[Deskripsi Latihan]:
Lanjutkan berita tentang serangan Brigade Al-Qassam terhadap tentara Israel di Rafah, dimulai tepat setelah kalimat terakhirnya.

BANDA ACEH – Brigade Rafah Al-Qassam, sayap militer Hamas, pada Jumat (20/9/2024) menyatakan serangan mereka menghasilkan terbunuhnya beberapa tentara Israel (IDF) tewas dan terluka setelah menjadi sasaran rudal dan peluru antipersonel di sebuah rumah di Rafah, Jalur Gaza selatan.
Dalam pernyataan singkatnya, Brigade Al-Qassam mengatakan, para pejuangnya berhasil menyerang unit Israel yang berlindung di sebuah rumah di sebelah timur lingkungan Al-Tanour dengan rudal antibenteng TBG dan peluru antipersonel, yang mengakibatkan jatuhnya korban jiwa di antara para prajurit IDF.
Kelompok tersebut menambahkan bahwa para pejuangnya telah melihat helikopter mendarat untuk mengevakuasi yang terluka dan yang tewas.
Sebelumnya, brigade tersebut mencatat bahwa para pejuangnya terlibat dalam bentrokan hebat dengan pasukan Israel yang bergerak maju di bagian timur Rafah.
Tidak ada komentar langsung dari tentara Israel mengenai pernyataan Al-Qassam.
Namun sebelumnya, sejumlah petinggi IDF menyatakan sudah menghancurkan empat batalion Brigade Rafah Al Qassam dalam beberapa bulan operasi militer mereka di wilayah tersebut.
Menteri Pertahanan Israel, YOav Gallant bahkan menyatakan kalau Hamas sudah tidak memiliki kekuatan tempur di Rafah dan kini fokus perang mereka bergeser ke utara untuk memerangi Hizbullah Lebanon.
Israel memulai serangan militer di Rafah pada tanggal 6 Mei, mengambil alih penyeberangan Rafah meskipun ada peringatan internasional tentang potensi bencana kemanusiaan yang akan ditimbulkannya.
Serangan militer yang sedang berlangsung telah menggusur ratusan ribu warga Palestina dari Rafah, sebuah kota yang sebelumnya berpenduduk sekitar 1,5 juta jiwa, termasuk sekitar 1,4 juta orang yang mengungsi di dalam negeri.
Israel terus melancarkan serangan brutal di Gaza setelah serangan lintas batas oleh kelompok Palestina Hamas pada 7 Oktober tahun lalu, meskipun ada resolusi Dewan Keamanan PBB yang menyerukan gencatan senjata segera.
Hampir 41.300 orang, sebagian besar wanita dan anak-anak, telah tewas sejak saat itu dan lebih dari 95.500 orang terluka, menurut otoritas kesehatan setempat.
Serangan Israel telah menggusur hampir seluruh penduduk wilayah tersebut di tengah blokade yang sedang berlangsung yang telah menyebabkan kekurangan makanan, air bersih, dan obat-obatan yang parah.

[Materi Terkumpul]:

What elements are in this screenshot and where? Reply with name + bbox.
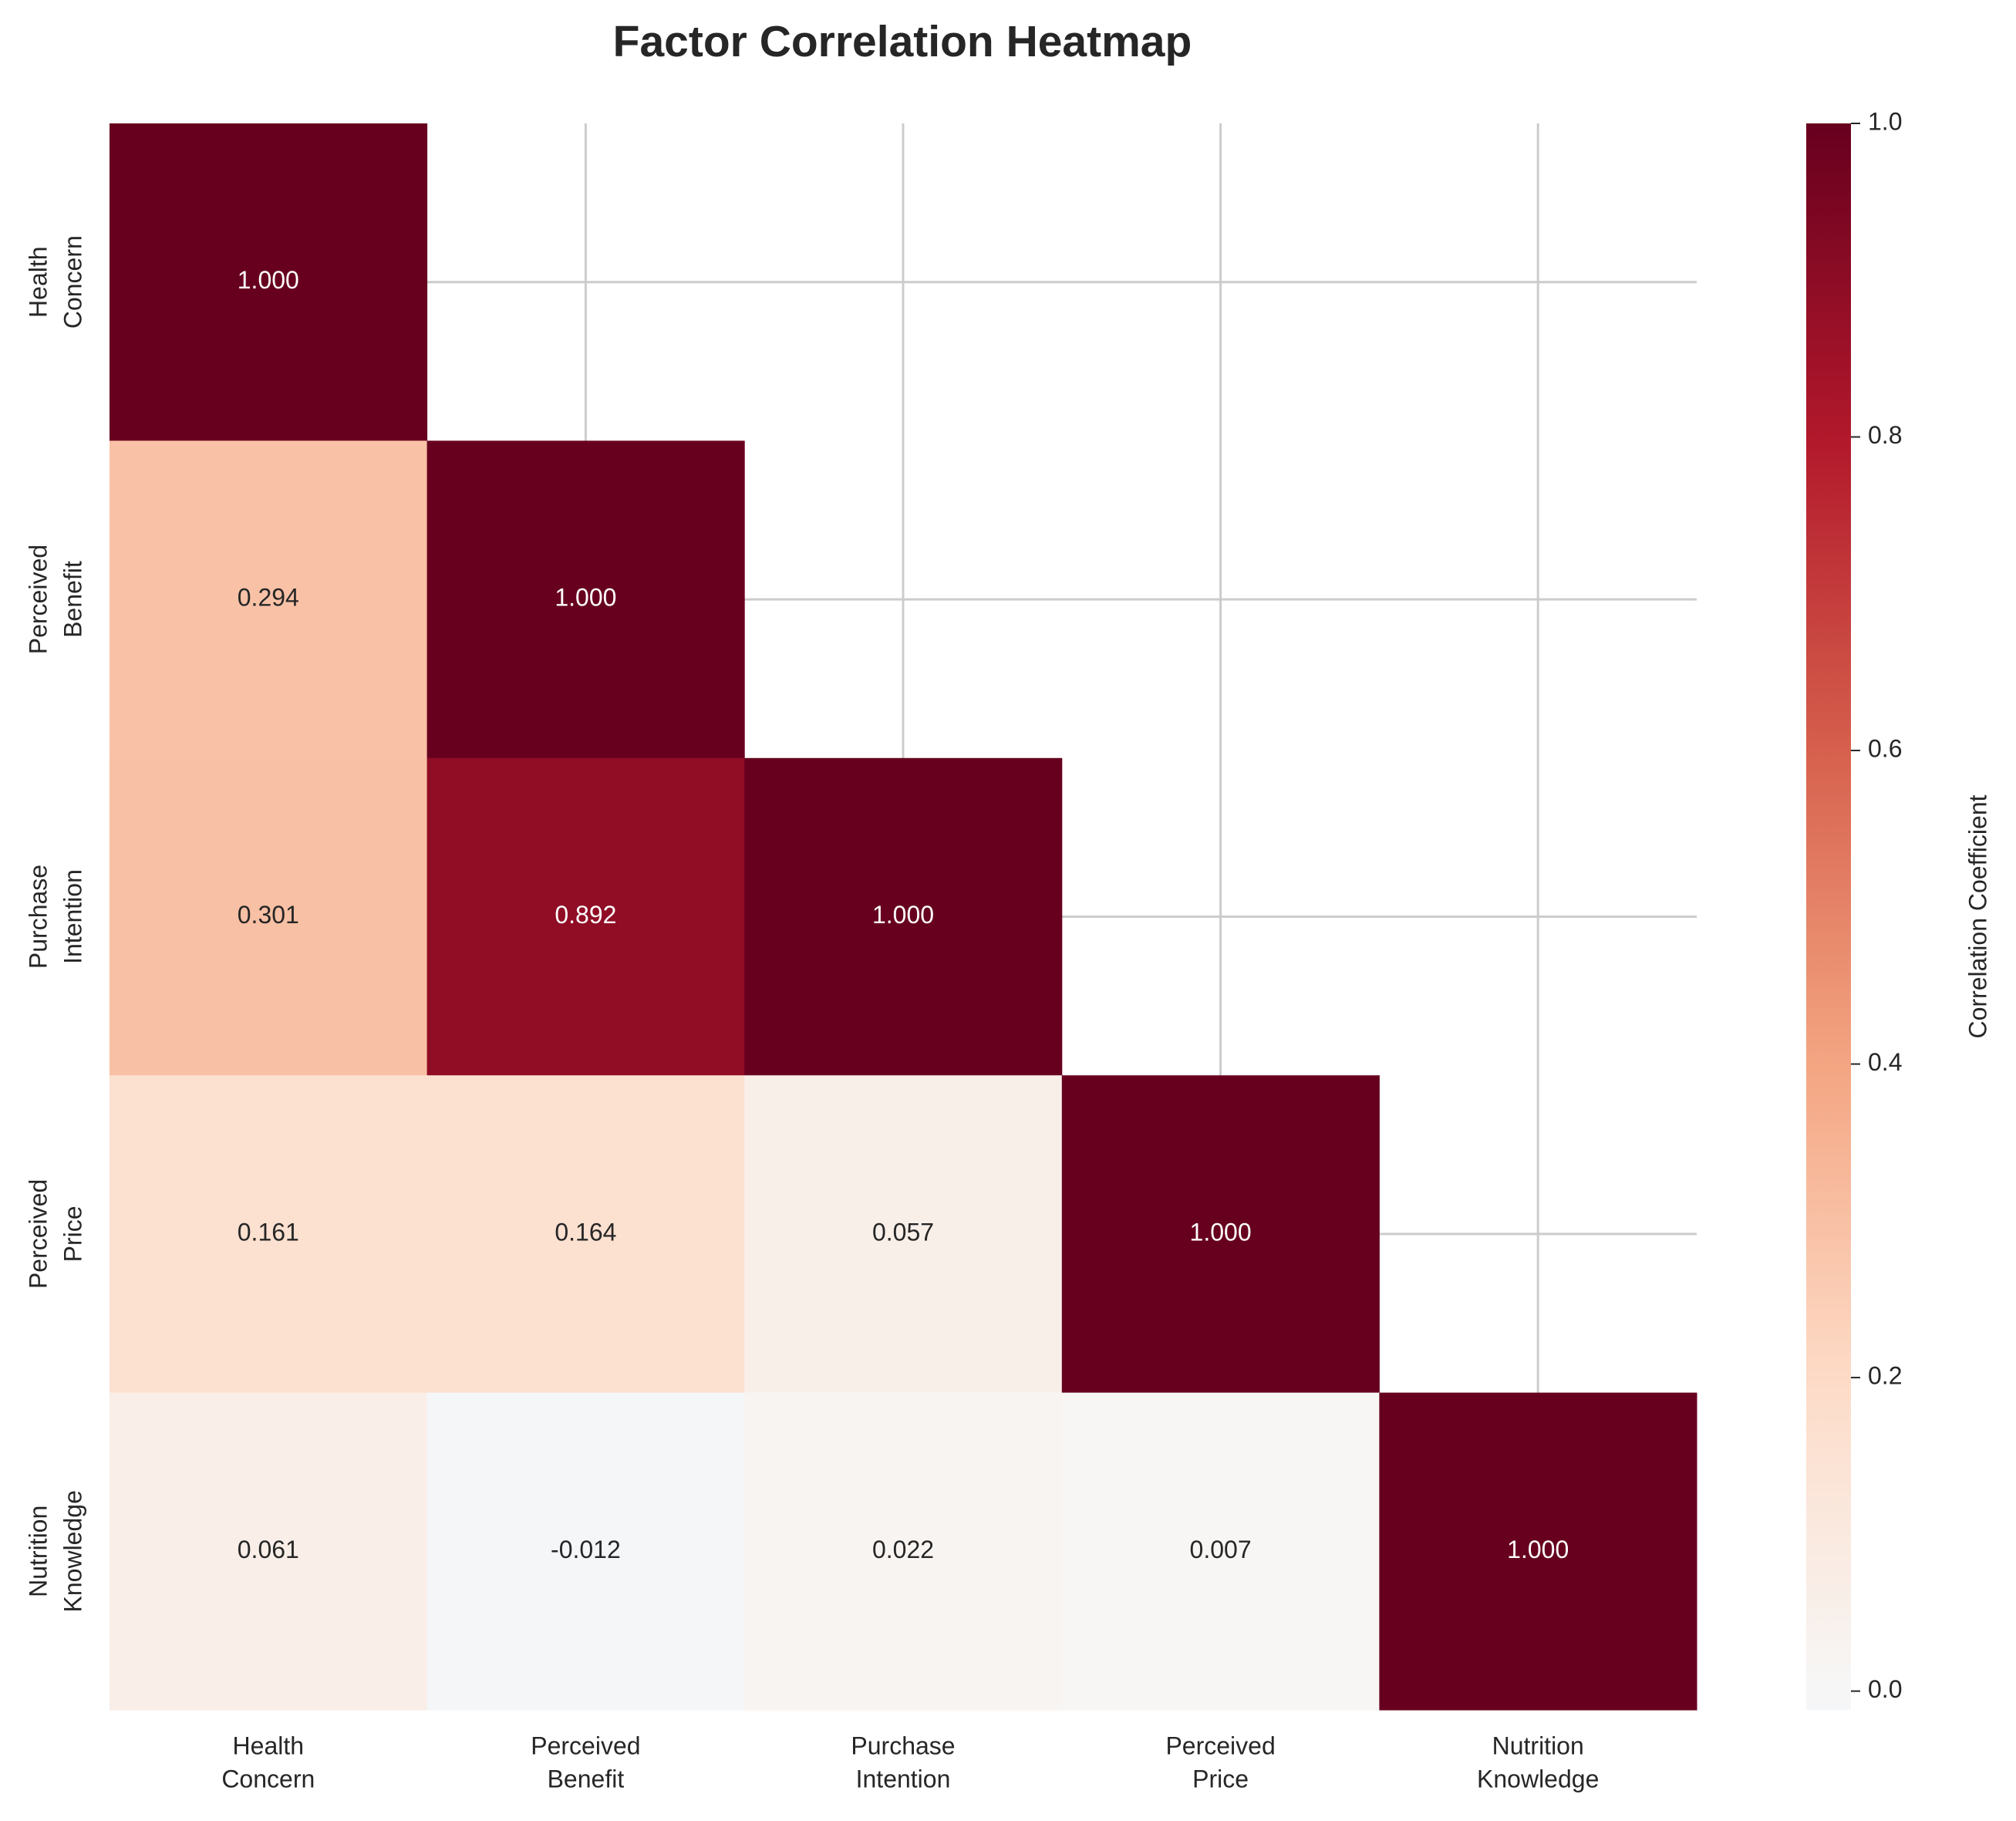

[Jawaban Latihan]:
Israel menghadapi tuduhan genosida di Mahkamah Internasional atas tindakannya di Gaza.
Klaim IDF Tidak Akurat
Pakar militer dan ahli strategi asal Yordania, Mayor Jenderal Fayez Al-Duwairi menyebut klaim tentara pendudukan Israel (IDF) yang sesumbar telah menghancurkan kemampuan sayap militer Hamas, sebagai klaim yang tidak akurat.
Sebagai informasi, Tentara IDF mengumumkan telah berhasil ‘membongkar’ Brigade Rafah, yang berafiliasi dengan Brigade Al-Qassam, lebih dari empat bulan setelah operasi militer Israel yang dimulai pada tanggal 6 Mei.
Dalam pengumumannya tersebut, IDF mengklaim “membunuh lebih dari dua ribu anggota Hamas dan penghancuran sekitar 13 kilometer terowongan.”
Mayor Jenderal Al-Duwairi mengakui, dalam sejumlah pertempuran, Tentara IDF memang terkadang memberikan pukulan yang menyakitkan terhadap faksi-faksi milisi perlawanan.
Namun, kata Al-Duwairi dalam analisis situasi militer di Gaza di kolom ulasan Khaberni, Kamis (19/9/2024), pada kenyataannya milisi perlawanan mampu membangun kembali kekuatannya melalui perekrutan kembali personel.
Pemulihan kekuatan milisi perlawanan juga dilakukan dengan memperbanyak peluru, artileri mortir, rudal jarak pendek, dan bahan peledak.
Secara detail, dia merujuk pada proses daur ulang rudal dan roket Israel yang tidak meledak di Gaza oleh Brigade Al Qassam untuk dijadikan amunisi melawan IDF.
Sejumlah laporan media mengkonfirmasi kalau 20 persen bahan peledak yang dijatuhkan Israel di Jalur Gaza – yang berjumlah lebih dari 9 ton – tidak meledak.
Cara Mendaur Ulang Rudal Israel
Faksi-faksi perlawanan Palestina, tambah Al-Duwairi, menggunakan roket Israel yang tidak meledak dengan dua cara: menggunakannya secara langsung dengan memasang muatan pada roket tersebut dan meledakkannya di dalam tank tentara pendudukan.
Cara kedua, menggunakan bahan peledak dalam muatan dan proyektilnya, atau melelehkan kembali selubung luar dan mendaur ulangnya.
Di sisi lain, Mayor Jenderal Al-Duwairi mempertanyakan pernyataan Radio Tentara Israel yang menyebut kalau lebih dari 14.000 bangunan dijadikan jebakan di Rafah, selatan Jalur Gaza saja.
Al-Duwairi mengatakan bahwa jumlah ini dilebih-lebihkan, karena jumlah bangunan hancur di kota ini sangat besar.
“Dia menilai bahwa pemasangan jebakan di bangunan yang dilakukan oleh pejuang perlawanan didasarkan pada studi lapangan, dan menekankan bahwa sebagian besar operasi efektif dan menyakitkan bagi tentara pendudukan,” tulis Khaberni.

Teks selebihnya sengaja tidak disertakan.